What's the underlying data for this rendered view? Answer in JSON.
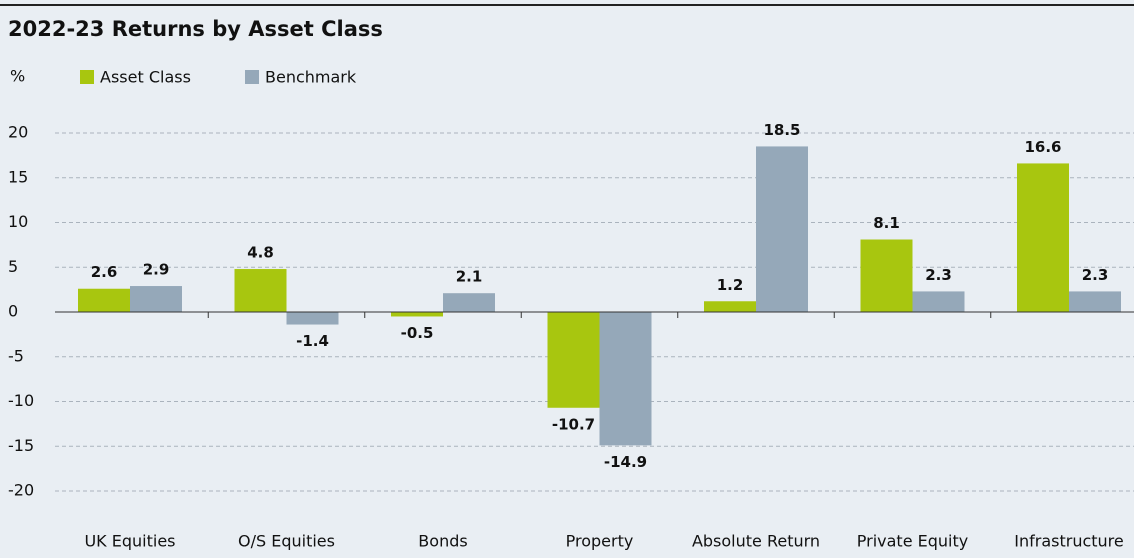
{
  "chart_data": {
    "type": "bar",
    "title": "2022-23 Returns by Asset Class",
    "y_unit": "%",
    "categories": [
      "UK Equities",
      "O/S Equities",
      "Bonds",
      "Property",
      "Absolute Return",
      "Private Equity",
      "Infrastructure"
    ],
    "series": [
      {
        "name": "Asset Class",
        "color": "#a8c60f",
        "values": [
          2.6,
          4.8,
          -0.5,
          -10.7,
          1.2,
          8.1,
          16.6
        ]
      },
      {
        "name": "Benchmark",
        "color": "#95a8b9",
        "values": [
          2.9,
          -1.4,
          2.1,
          -14.9,
          18.5,
          2.3,
          2.3
        ]
      }
    ],
    "ylim": [
      -20,
      20
    ],
    "yticks": [
      -20,
      -15,
      -10,
      -5,
      0,
      5,
      10,
      15,
      20
    ],
    "grid": true
  }
}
********
Find each line that has the word "Asset", then copy it out.

    "title": "2022-23 Returns by Asset Class",
        "name": "Asset Class",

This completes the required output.